Exercise ::
Give only the number of lines in these records that contain the word "Probability".

Collected data

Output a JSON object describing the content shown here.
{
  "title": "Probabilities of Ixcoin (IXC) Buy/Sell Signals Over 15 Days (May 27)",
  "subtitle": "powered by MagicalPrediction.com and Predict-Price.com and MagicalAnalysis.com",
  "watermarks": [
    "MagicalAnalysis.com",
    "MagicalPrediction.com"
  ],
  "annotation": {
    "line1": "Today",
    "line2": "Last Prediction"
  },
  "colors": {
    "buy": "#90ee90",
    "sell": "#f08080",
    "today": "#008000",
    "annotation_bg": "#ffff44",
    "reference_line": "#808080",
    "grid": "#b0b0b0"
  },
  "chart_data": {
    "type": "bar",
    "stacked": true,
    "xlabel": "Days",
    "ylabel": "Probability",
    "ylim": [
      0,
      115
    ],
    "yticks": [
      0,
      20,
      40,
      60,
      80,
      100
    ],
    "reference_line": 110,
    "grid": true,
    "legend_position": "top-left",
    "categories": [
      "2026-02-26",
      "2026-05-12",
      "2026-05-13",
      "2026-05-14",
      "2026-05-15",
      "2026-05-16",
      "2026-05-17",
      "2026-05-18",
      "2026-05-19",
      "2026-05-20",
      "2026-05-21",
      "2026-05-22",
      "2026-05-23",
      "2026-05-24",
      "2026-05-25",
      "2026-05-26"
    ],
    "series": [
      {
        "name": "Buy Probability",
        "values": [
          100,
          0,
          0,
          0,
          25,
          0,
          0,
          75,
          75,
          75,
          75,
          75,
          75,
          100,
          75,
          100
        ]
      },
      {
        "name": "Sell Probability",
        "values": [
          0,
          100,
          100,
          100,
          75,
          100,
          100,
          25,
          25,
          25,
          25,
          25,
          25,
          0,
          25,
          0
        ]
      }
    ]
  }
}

Task solution ::
3